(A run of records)
┏━━

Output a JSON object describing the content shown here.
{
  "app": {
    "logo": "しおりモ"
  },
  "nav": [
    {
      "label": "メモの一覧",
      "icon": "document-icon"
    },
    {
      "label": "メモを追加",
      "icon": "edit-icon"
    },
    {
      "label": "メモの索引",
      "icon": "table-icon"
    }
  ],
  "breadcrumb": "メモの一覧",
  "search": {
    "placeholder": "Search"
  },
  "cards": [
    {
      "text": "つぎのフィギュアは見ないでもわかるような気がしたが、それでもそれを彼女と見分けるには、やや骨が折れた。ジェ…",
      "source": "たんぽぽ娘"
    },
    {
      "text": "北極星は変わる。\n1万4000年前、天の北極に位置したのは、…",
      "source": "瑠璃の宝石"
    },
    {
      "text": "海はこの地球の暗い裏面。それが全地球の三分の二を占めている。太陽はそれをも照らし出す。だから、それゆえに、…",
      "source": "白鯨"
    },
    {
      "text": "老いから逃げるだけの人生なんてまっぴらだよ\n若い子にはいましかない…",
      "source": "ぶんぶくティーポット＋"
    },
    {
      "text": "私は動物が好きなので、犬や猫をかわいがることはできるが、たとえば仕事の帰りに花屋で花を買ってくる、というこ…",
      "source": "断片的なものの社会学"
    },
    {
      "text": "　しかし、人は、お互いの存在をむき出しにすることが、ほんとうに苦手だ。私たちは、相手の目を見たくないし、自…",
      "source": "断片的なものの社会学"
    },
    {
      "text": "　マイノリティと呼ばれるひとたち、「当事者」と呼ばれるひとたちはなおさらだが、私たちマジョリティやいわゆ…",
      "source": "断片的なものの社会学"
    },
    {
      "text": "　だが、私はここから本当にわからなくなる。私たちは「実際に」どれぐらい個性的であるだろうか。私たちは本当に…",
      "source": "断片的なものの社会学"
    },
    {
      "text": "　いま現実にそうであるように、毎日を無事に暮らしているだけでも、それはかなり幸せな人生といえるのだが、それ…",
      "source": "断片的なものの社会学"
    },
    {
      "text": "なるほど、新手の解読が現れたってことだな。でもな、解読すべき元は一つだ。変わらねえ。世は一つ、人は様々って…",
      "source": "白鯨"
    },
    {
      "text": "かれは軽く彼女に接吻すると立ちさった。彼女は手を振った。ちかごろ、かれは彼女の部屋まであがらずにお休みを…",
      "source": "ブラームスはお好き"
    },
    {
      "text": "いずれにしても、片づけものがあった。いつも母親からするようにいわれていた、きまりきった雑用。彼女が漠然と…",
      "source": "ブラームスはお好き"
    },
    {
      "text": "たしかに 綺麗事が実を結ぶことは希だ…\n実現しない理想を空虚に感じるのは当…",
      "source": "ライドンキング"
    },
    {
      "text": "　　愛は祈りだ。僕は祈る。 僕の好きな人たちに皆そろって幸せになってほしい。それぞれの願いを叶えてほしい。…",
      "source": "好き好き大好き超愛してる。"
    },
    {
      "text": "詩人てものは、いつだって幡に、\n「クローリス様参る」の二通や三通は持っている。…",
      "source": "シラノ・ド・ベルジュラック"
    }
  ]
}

┗━━

#### Direction
From the listing above, copy all lines holding the word "label".

#### Full solution
      "label": "メモの一覧",
      "label": "メモを追加",
      "label": "メモの索引",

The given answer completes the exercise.